[WHAT YOU SHOULD DO] Copy out the data below, substituting "image" for every occurrence of "screenshot" and leaving everything else unchanged, and leave the pictures out.

== == ==

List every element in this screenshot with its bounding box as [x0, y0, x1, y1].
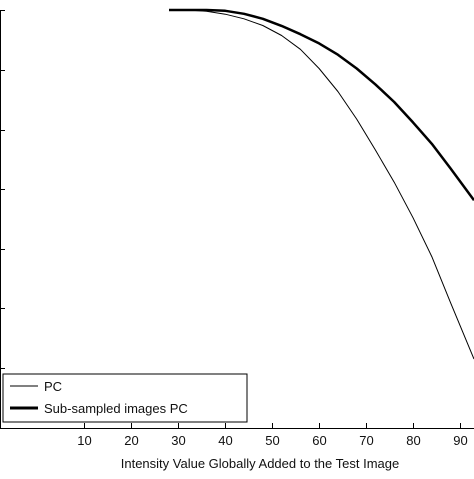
x-tick-label: 80 — [406, 433, 420, 448]
x-tick-label: 70 — [359, 433, 373, 448]
x-tick-label: 30 — [171, 433, 185, 448]
x-tick-label: 20 — [124, 433, 138, 448]
x-tick-label: 60 — [312, 433, 326, 448]
x-tick-label: 50 — [265, 433, 279, 448]
x-tick-label: 40 — [218, 433, 232, 448]
x-tick-label: 90 — [453, 433, 467, 448]
legend-label-subsampled: Sub-sampled images PC — [44, 401, 188, 416]
series-line-pc — [169, 9, 474, 360]
x-axis-label: Intensity Value Globally Added to the Te… — [121, 456, 399, 471]
legend-label-pc: PC — [44, 379, 62, 394]
legend-box — [2, 373, 248, 423]
x-tick-label: 10 — [77, 433, 91, 448]
axes: 10 20 30 40 50 60 70 80 90 — [0, 10, 474, 448]
series-layer — [169, 8, 474, 360]
series-line-subsampled — [169, 8, 474, 201]
legend: PC Sub-sampled images PC — [2, 373, 248, 423]
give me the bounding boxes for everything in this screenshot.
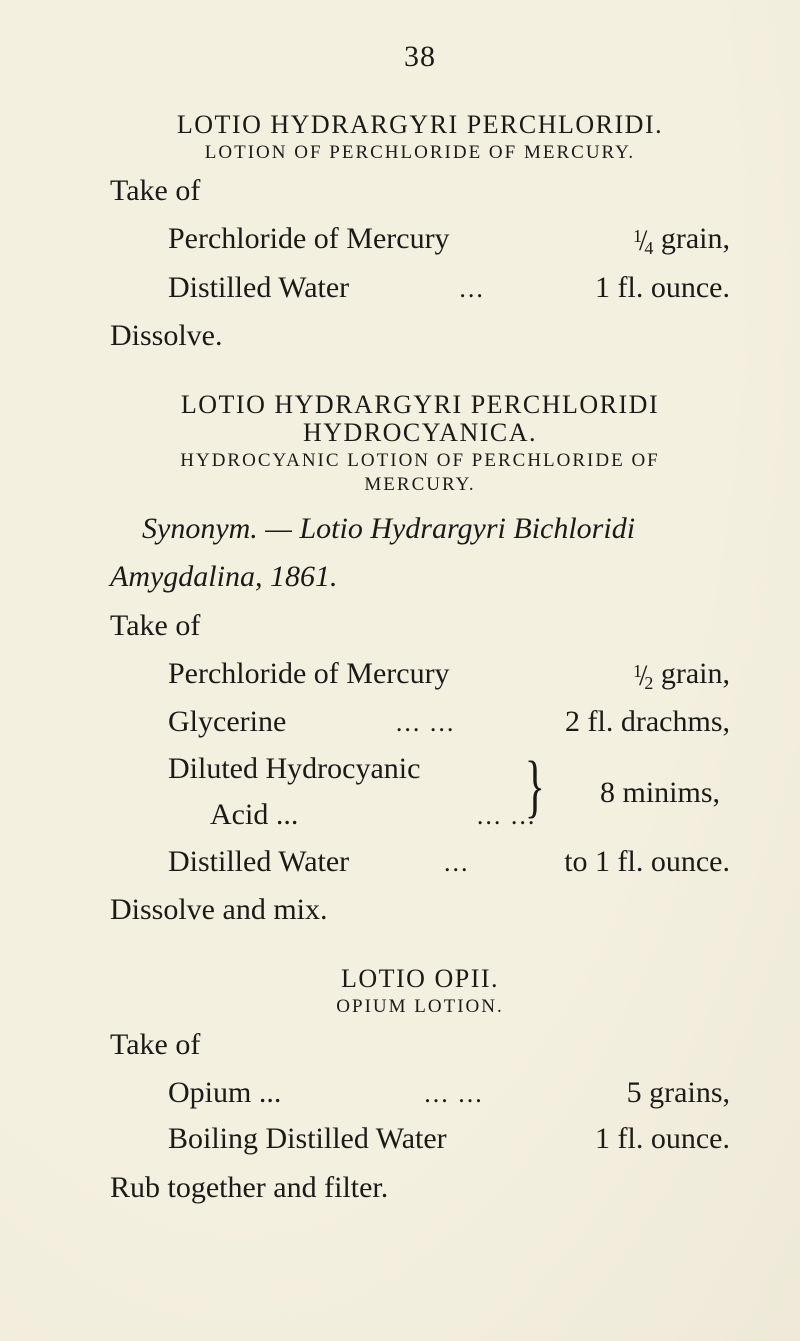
spacer-dots: ... ... [286, 703, 565, 743]
spacer-dots: ... [349, 269, 595, 309]
section2-row-distilled-water: Distilled Water ... to 1 fl. ounce. [110, 839, 730, 886]
spacer-dots [450, 220, 633, 260]
synonym-label: Synonym. [142, 512, 258, 545]
ingredient-value: 1 fl. ounce. [595, 1116, 730, 1163]
spacer-dots [450, 655, 633, 695]
ingredient-label: Distilled Water [168, 839, 349, 886]
ingredient-label: Perchloride of Mercury [168, 216, 450, 263]
value-post: grain, [653, 657, 730, 690]
section3-subheading: OPIUM LOTION. [110, 996, 730, 1018]
section1-dissolve: Dissolve. [110, 313, 730, 360]
section3-heading: LOTIO OPII. [110, 964, 730, 994]
section3-takeof: Take of [110, 1028, 730, 1062]
section2-synonym: Synonym. — Lotio Hydrargyri Bichloridi [110, 506, 730, 553]
section1-takeof: Take of [110, 174, 730, 208]
section3-row-boiling-distilled-water: Boiling Distilled Water 1 fl. ounce. [110, 1116, 730, 1163]
ingredient-value: 1/4 grain, [633, 216, 730, 265]
section1-row-perchloride: Perchloride of Mercury 1/4 grain, [110, 216, 730, 265]
ingredient-label: Acid ... [210, 792, 298, 839]
fraction-numerator: 1 [633, 661, 642, 681]
section2-synonym-line2: Amygdalina, 1861. [110, 554, 730, 601]
ingredient-label: Boiling Distilled Water [168, 1116, 447, 1163]
section2-takeof: Take of [110, 609, 730, 643]
spacer-dots: ... ... [281, 1074, 626, 1114]
section2-subheading-line1: HYDROCYANIC LOTION OF PERCHLORIDE OF [110, 450, 730, 472]
spacer-dots [447, 1120, 595, 1160]
fraction-icon: 1/2 [633, 653, 653, 700]
ingredient-label: Glycerine [168, 699, 286, 746]
ingredient-label: Perchloride of Mercury [168, 651, 450, 698]
page-number: 38 [110, 40, 730, 74]
fraction-icon: 1/4 [633, 218, 653, 265]
ingredient-value: to 1 fl. ounce. [564, 839, 730, 886]
curly-brace-icon: } [525, 752, 545, 822]
fraction-numerator: 1 [633, 226, 642, 246]
section2-heading-line2: HYDROCYANICA. [110, 418, 730, 448]
brace-value: 8 minims, [600, 770, 720, 817]
section2-row-glycerine: Glycerine ... ... 2 fl. drachms, [110, 699, 730, 746]
section2-heading-line1: LOTIO HYDRARGYRI PERCHLORIDI [110, 390, 730, 420]
section2-row-perchloride: Perchloride of Mercury 1/2 grain, [110, 651, 730, 700]
fraction-denominator: 4 [644, 238, 653, 258]
ingredient-label: Opium ... [168, 1070, 281, 1117]
value-post: grain, [653, 222, 730, 255]
spacer-dots: ... [349, 843, 564, 883]
synonym-line2-text: Amygdalina, 1861. [110, 560, 337, 593]
brace-group: Diluted Hydrocyanic x Acid ... ... ... x… [110, 746, 730, 839]
synonym-rest: — Lotio Hydrargyri Bichloridi [258, 512, 635, 545]
section1-subheading: LOTION OF PERCHLORIDE OF MERCURY. [110, 142, 730, 164]
fraction-denominator: 2 [644, 673, 653, 693]
scanned-page: 38 LOTIO HYDRARGYRI PERCHLORIDI. LOTION … [0, 0, 800, 1341]
section2-subheading-line2: MERCURY. [110, 474, 730, 496]
section2-dissolve: Dissolve and mix. [110, 887, 730, 934]
section1-heading: LOTIO HYDRARGYRI PERCHLORIDI. [110, 110, 730, 140]
ingredient-value: 1/2 grain, [633, 651, 730, 700]
section3-rub: Rub together and filter. [110, 1165, 730, 1212]
ingredient-value: 5 grains, [627, 1070, 730, 1117]
section1-row-distilled: Distilled Water ... 1 fl. ounce. [110, 265, 730, 312]
ingredient-value: 1 fl. ounce. [595, 265, 730, 312]
ingredient-label: Diluted Hydrocyanic [168, 746, 420, 793]
ingredient-label: Distilled Water [168, 265, 349, 312]
section3-row-opium: Opium ... ... ... 5 grains, [110, 1070, 730, 1117]
ingredient-value: 2 fl. drachms, [565, 699, 730, 746]
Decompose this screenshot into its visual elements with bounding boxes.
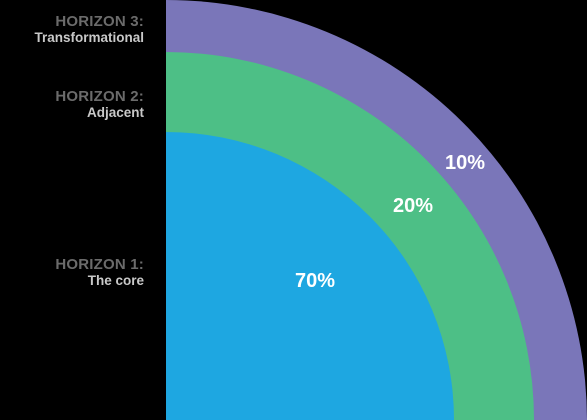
horizon-3-percent: 10%: [445, 152, 485, 174]
horizon-1-core: [166, 132, 454, 420]
horizon-2-percent: 20%: [393, 195, 433, 217]
horizon-2-subtitle: Adjacent: [86, 105, 144, 121]
horizon-1-label: HORIZON 1: The core: [55, 256, 144, 289]
horizon-2-label: HORIZON 2: Adjacent: [55, 88, 144, 121]
horizon-1-title: HORIZON 1:: [55, 256, 144, 273]
horizon-2-title: HORIZON 2:: [55, 88, 144, 105]
horizon-3-subtitle: Transformational: [34, 30, 144, 46]
horizon-1-subtitle: The core: [87, 273, 144, 289]
horizon-3-title: HORIZON 3:: [55, 13, 144, 30]
horizon-3-label: HORIZON 3: Transformational: [34, 13, 144, 46]
horizon-1-percent: 70%: [295, 270, 335, 292]
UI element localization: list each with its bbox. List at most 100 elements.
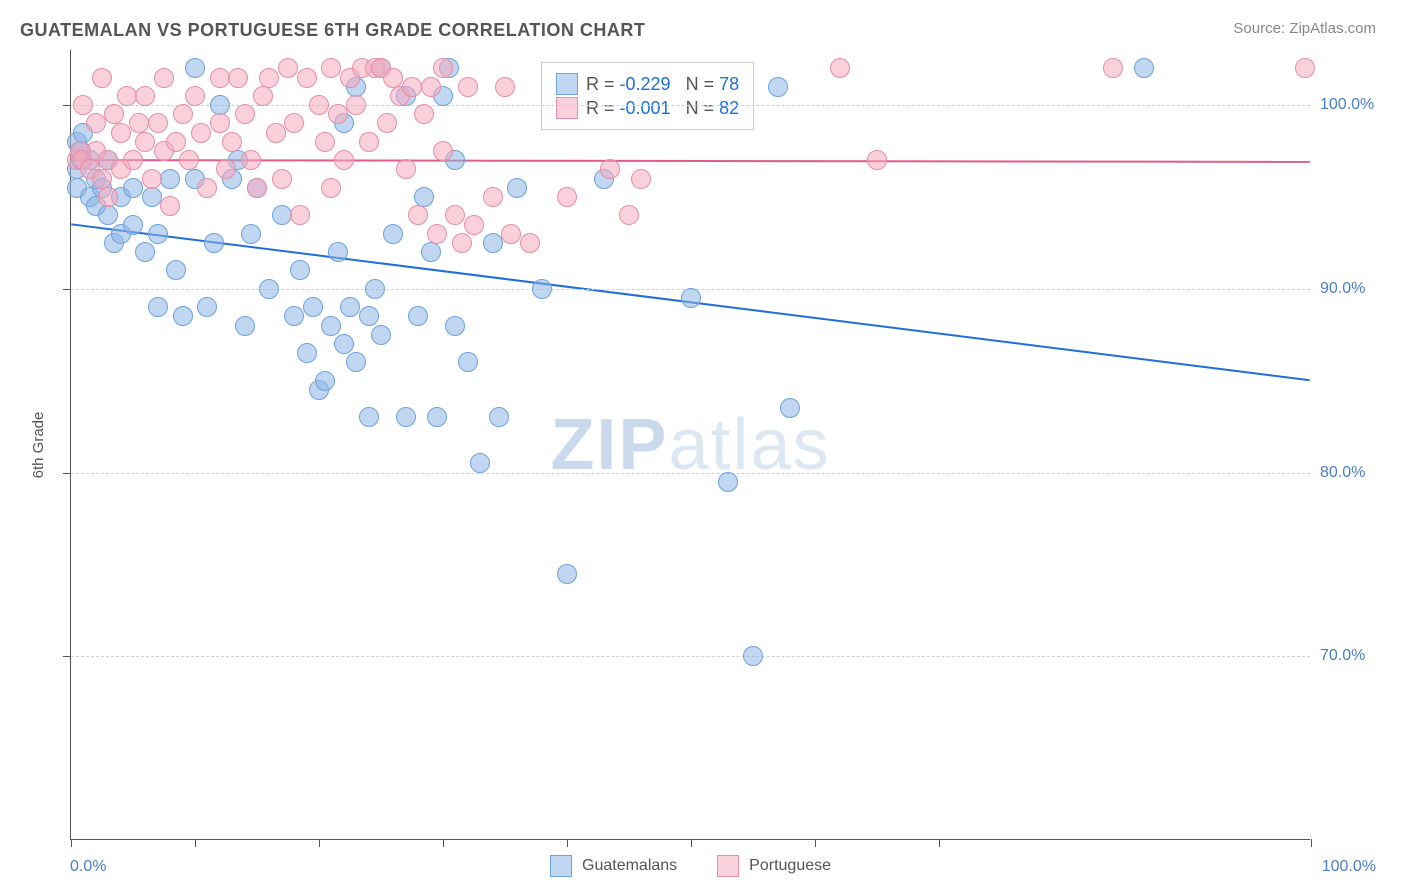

== == ==

[OUTPUT OF THE TASK]
List every element in this image with its bounding box as [x0, y0, x1, y1].
x-tick-label: 80 — [406, 433, 420, 448]
x-tick-label: 70 — [359, 433, 373, 448]
x-tick-label: 30 — [171, 433, 185, 448]
x-tick-label: 20 — [124, 433, 138, 448]
x-tick-label: 60 — [312, 433, 326, 448]
x-tick-label: 50 — [265, 433, 279, 448]
x-tick-label: 40 — [218, 433, 232, 448]
x-tick-label: 90 — [453, 433, 467, 448]
legend-label-subsampled: Sub-sampled images PC — [44, 401, 188, 416]
series-line-pc — [169, 9, 474, 360]
x-axis-label: Intensity Value Globally Added to the Te… — [121, 456, 399, 471]
legend-label-pc: PC — [44, 379, 62, 394]
legend-box — [2, 373, 248, 423]
x-tick-label: 10 — [77, 433, 91, 448]
axes: 10 20 30 40 50 60 70 80 90 — [0, 10, 474, 448]
series-layer — [169, 8, 474, 360]
series-line-subsampled — [169, 8, 474, 201]
legend: PC Sub-sampled images PC — [2, 373, 248, 423]
give me the bounding boxes for everything in this image.
spacer-dots: ... ... [286, 703, 565, 743]
spacer-dots: ... [349, 269, 595, 309]
section2-row-distilled-water: Distilled Water ... to 1 fl. ounce. [110, 839, 730, 886]
spacer-dots [450, 220, 633, 260]
synonym-label: Synonym. [142, 512, 258, 545]
ingredient-value: 1 fl. ounce. [595, 1116, 730, 1163]
spacer-dots [450, 655, 633, 695]
ingredient-label: Distilled Water [168, 839, 349, 886]
ingredient-label: Perchloride of Mercury [168, 216, 450, 263]
value-post: grain, [653, 657, 730, 690]
section3-subheading: OPIUM LOTION. [110, 996, 730, 1018]
section1-dissolve: Dissolve. [110, 313, 730, 360]
section3-heading: LOTIO OPII. [110, 964, 730, 994]
section3-takeof: Take of [110, 1028, 730, 1062]
section2-synonym: Synonym. — Lotio Hydrargyri Bichloridi [110, 506, 730, 553]
section1-takeof: Take of [110, 174, 730, 208]
section3-row-boiling-distilled-water: Boiling Distilled Water 1 fl. ounce. [110, 1116, 730, 1163]
ingredient-value: 1/4 grain, [633, 216, 730, 265]
section1-row-perchloride: Perchloride of Mercury 1/4 grain, [110, 216, 730, 265]
ingredient-label: Acid ... [210, 792, 298, 839]
fraction-numerator: 1 [633, 661, 642, 681]
section2-synonym-line2: Amygdalina, 1861. [110, 554, 730, 601]
ingredient-label: Boiling Distilled Water [168, 1116, 447, 1163]
section2-takeof: Take of [110, 609, 730, 643]
spacer-dots: ... ... [281, 1074, 626, 1114]
section2-subheading-line1: HYDROCYANIC LOTION OF PERCHLORIDE OF [110, 450, 730, 472]
spacer-dots [447, 1120, 595, 1160]
fraction-icon: 1/2 [633, 653, 653, 700]
ingredient-label: Glycerine [168, 699, 286, 746]
ingredient-label: Perchloride of Mercury [168, 651, 450, 698]
page-number: 38 [110, 40, 730, 74]
fraction-icon: 1/4 [633, 218, 653, 265]
ingredient-value: to 1 fl. ounce. [564, 839, 730, 886]
curly-brace-icon: } [525, 752, 545, 822]
fraction-numerator: 1 [633, 226, 642, 246]
section2-heading-line2: HYDROCYANICA. [110, 418, 730, 448]
brace-value: 8 minims, [600, 770, 720, 817]
section2-row-glycerine: Glycerine ... ... 2 fl. drachms, [110, 699, 730, 746]
section2-heading-line1: LOTIO HYDRARGYRI PERCHLORIDI [110, 390, 730, 420]
section2-row-perchloride: Perchloride of Mercury 1/2 grain, [110, 651, 730, 700]
fraction-denominator: 4 [644, 238, 653, 258]
ingredient-label: Opium ... [168, 1070, 281, 1117]
value-post: grain, [653, 222, 730, 255]
spacer-dots: ... [349, 843, 564, 883]
synonym-line2-text: Amygdalina, 1861. [110, 560, 337, 593]
brace-group: Diluted Hydrocyanic x Acid ... ... ... x… [110, 746, 730, 839]
synonym-rest: — Lotio Hydrargyri Bichloridi [258, 512, 635, 545]
section1-subheading: LOTION OF PERCHLORIDE OF MERCURY. [110, 142, 730, 164]
fraction-denominator: 2 [644, 673, 653, 693]
scanned-page: 38 LOTIO HYDRARGYRI PERCHLORIDI. LOTION … [0, 0, 800, 1341]
section2-subheading-line2: MERCURY. [110, 474, 730, 496]
section2-dissolve: Dissolve and mix. [110, 887, 730, 934]
section1-heading: LOTIO HYDRARGYRI PERCHLORIDI. [110, 110, 730, 140]
ingredient-value: 1/2 grain, [633, 651, 730, 700]
section3-rub: Rub together and filter. [110, 1165, 730, 1212]
ingredient-value: 5 grains, [627, 1070, 730, 1117]
section1-row-distilled: Distilled Water ... 1 fl. ounce. [110, 265, 730, 312]
ingredient-value: 1 fl. ounce. [595, 265, 730, 312]
ingredient-label: Diluted Hydrocyanic [168, 746, 420, 793]
ingredient-label: Distilled Water [168, 265, 349, 312]
section3-row-opium: Opium ... ... ... 5 grains, [110, 1070, 730, 1117]
ingredient-value: 2 fl. drachms, [565, 699, 730, 746]
Decompose this image into its visual elements with bounding boxes.
horizon-3-percent: 10%: [445, 152, 485, 174]
horizon-1-core: [166, 132, 454, 420]
horizon-2-percent: 20%: [393, 195, 433, 217]
horizon-2-subtitle: Adjacent: [86, 105, 144, 121]
horizon-1-label: HORIZON 1: The core: [55, 256, 144, 289]
horizon-2-label: HORIZON 2: Adjacent: [55, 88, 144, 121]
horizon-1-title: HORIZON 1:: [55, 256, 144, 273]
horizon-2-title: HORIZON 2:: [55, 88, 144, 105]
horizon-3-subtitle: Transformational: [34, 30, 144, 46]
horizon-1-subtitle: The core: [87, 273, 144, 289]
horizon-3-title: HORIZON 3:: [55, 13, 144, 30]
horizon-3-label: HORIZON 3: Transformational: [34, 13, 144, 46]
horizon-1-percent: 70%: [295, 270, 335, 292]
UI element localization: list each with its bbox. List at most 100 elements.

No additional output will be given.